- _Data excerpts_
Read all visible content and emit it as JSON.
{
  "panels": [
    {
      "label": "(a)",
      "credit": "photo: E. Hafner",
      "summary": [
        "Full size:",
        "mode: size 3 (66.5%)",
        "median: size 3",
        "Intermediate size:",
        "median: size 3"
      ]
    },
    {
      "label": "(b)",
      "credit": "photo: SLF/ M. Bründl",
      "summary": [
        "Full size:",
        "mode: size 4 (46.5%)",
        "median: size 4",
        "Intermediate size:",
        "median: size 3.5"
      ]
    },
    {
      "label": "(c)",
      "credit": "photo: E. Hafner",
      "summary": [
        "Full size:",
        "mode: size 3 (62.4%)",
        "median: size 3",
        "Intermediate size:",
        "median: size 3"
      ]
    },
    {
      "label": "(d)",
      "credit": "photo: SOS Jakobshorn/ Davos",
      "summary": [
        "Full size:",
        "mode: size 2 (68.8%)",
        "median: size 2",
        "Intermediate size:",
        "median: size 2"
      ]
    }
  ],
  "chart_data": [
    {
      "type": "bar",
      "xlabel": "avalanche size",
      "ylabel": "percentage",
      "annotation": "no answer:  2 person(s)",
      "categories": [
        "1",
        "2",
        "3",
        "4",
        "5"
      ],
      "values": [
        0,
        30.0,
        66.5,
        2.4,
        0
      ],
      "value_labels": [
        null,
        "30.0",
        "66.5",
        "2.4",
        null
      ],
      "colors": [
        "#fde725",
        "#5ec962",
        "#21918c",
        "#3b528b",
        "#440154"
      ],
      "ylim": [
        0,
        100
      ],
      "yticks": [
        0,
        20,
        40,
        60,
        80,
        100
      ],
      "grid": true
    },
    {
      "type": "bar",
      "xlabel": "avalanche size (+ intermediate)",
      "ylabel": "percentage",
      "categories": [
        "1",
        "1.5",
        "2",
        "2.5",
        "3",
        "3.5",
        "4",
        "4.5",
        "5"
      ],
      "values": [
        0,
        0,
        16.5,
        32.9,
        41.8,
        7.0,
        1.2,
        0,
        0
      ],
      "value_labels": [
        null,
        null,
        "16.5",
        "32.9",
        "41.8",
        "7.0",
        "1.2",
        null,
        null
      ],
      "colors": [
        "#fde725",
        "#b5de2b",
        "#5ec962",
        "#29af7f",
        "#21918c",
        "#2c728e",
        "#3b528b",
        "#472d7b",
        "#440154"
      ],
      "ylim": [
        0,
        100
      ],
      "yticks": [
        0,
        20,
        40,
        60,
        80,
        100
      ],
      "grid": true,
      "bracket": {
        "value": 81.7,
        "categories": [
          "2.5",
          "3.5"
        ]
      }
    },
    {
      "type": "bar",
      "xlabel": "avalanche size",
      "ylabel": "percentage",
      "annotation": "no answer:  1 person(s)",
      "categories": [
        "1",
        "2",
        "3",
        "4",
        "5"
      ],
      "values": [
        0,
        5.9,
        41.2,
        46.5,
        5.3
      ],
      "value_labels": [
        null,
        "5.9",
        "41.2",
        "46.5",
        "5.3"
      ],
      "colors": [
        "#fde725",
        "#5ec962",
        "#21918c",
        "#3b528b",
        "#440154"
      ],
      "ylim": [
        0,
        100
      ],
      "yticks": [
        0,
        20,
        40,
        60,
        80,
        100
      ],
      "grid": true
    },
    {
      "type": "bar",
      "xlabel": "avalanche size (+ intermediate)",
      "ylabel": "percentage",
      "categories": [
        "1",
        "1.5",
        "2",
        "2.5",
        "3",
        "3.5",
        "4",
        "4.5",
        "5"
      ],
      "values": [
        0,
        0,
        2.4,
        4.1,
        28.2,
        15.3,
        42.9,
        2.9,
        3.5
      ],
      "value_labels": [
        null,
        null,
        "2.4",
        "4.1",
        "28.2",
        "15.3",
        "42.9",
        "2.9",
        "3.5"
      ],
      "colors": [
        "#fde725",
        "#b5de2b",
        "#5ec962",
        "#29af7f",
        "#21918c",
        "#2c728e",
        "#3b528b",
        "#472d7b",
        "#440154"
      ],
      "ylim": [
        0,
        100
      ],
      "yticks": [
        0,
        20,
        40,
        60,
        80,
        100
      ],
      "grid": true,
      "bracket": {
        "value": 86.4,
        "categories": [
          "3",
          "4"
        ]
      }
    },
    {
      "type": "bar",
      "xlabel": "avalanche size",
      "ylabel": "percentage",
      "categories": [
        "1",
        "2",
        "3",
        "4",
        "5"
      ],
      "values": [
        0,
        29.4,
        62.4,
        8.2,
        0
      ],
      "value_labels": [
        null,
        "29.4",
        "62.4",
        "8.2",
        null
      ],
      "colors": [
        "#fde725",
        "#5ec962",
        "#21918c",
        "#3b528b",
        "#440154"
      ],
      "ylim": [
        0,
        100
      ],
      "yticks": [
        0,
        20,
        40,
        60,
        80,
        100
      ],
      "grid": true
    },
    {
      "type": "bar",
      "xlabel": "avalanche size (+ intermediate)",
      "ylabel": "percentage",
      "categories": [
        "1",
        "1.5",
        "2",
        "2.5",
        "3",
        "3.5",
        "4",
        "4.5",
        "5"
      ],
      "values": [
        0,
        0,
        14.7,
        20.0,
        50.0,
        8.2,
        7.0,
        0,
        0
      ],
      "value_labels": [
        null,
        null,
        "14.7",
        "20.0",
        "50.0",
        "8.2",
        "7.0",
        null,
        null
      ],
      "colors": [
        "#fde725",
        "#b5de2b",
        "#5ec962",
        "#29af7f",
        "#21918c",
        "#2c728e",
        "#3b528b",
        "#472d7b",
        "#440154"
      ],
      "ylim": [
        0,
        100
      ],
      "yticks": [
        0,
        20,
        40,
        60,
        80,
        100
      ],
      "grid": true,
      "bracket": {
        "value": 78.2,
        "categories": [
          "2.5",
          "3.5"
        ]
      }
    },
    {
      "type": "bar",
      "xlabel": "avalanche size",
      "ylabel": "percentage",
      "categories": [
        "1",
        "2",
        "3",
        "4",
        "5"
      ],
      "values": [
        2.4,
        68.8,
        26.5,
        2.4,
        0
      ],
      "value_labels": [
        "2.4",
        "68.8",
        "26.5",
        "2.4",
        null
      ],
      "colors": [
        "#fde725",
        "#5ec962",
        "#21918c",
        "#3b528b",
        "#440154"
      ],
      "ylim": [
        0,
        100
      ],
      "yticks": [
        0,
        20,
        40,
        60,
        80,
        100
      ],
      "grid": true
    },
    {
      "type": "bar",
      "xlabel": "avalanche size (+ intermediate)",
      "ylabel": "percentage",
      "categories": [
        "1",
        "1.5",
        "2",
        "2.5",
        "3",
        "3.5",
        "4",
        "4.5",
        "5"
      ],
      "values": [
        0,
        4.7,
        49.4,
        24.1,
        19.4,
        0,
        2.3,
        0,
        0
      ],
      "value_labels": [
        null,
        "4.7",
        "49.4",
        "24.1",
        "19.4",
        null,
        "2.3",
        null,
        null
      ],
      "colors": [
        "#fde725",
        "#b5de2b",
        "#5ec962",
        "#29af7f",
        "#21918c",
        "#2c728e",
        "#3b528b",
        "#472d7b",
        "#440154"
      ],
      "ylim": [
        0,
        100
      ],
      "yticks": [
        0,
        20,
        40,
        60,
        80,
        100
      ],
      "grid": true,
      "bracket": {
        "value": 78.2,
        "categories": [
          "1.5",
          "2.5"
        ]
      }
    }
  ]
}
==
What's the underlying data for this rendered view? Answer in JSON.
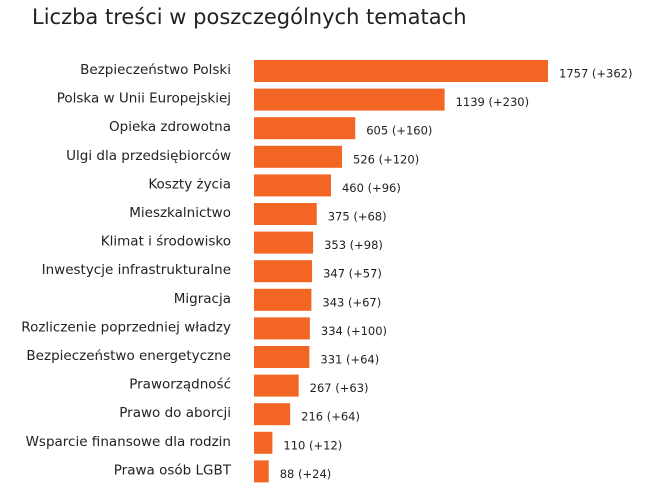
---
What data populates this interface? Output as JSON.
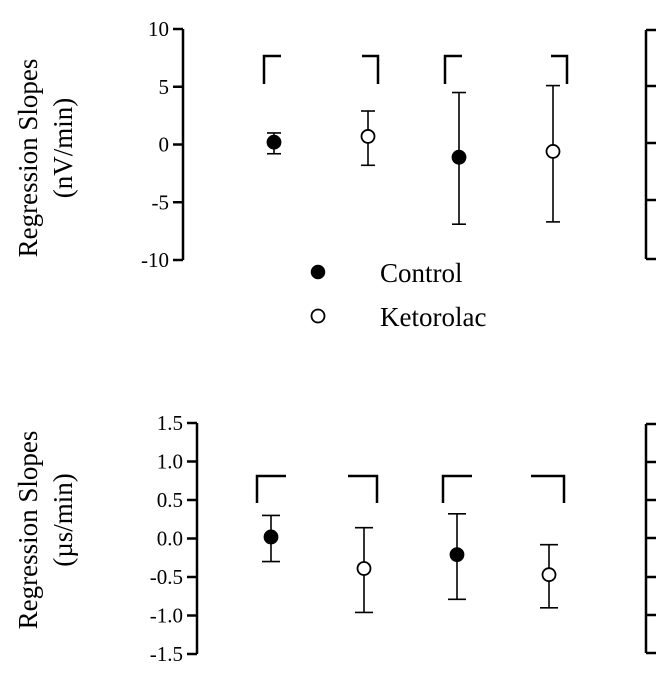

- _Task goal_
Find the word "this" in the records and pull out each line that has it.

- _Problem solution_
What's the underlying data for this rendered view? Answer in JSON.
What data populates this interface? Output as JSON.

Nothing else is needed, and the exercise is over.